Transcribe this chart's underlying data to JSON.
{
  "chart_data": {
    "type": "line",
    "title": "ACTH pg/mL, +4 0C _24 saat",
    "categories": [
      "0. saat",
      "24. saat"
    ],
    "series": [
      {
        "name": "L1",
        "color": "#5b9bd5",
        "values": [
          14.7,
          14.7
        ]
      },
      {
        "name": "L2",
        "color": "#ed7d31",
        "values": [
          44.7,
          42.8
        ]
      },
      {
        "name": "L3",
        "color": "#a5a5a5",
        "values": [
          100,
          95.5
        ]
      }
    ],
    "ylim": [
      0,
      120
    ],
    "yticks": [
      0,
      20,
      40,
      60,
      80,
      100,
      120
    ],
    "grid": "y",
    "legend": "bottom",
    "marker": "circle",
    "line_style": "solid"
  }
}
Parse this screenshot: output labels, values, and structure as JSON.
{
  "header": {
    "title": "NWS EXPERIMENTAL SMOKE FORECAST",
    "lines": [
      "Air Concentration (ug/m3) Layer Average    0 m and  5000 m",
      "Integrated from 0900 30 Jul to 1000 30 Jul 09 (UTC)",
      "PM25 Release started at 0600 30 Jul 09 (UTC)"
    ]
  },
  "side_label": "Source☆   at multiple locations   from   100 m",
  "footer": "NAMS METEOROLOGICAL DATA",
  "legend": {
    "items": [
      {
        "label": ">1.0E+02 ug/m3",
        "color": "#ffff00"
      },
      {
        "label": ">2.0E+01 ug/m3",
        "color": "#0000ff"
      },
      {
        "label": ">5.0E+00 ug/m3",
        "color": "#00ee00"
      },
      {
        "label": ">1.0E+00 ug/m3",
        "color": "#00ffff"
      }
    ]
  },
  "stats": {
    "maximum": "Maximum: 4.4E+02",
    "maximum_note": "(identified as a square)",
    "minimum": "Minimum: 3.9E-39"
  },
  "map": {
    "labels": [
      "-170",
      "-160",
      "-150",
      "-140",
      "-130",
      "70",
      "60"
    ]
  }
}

WHAT THE EXERCISE ASKS.
From the entries above, copy every line that holds the word "JSON".

WORKED ANSWER.
Transcribe this chart's underlying data to JSON.
Parse this screenshot: output labels, values, and structure as JSON.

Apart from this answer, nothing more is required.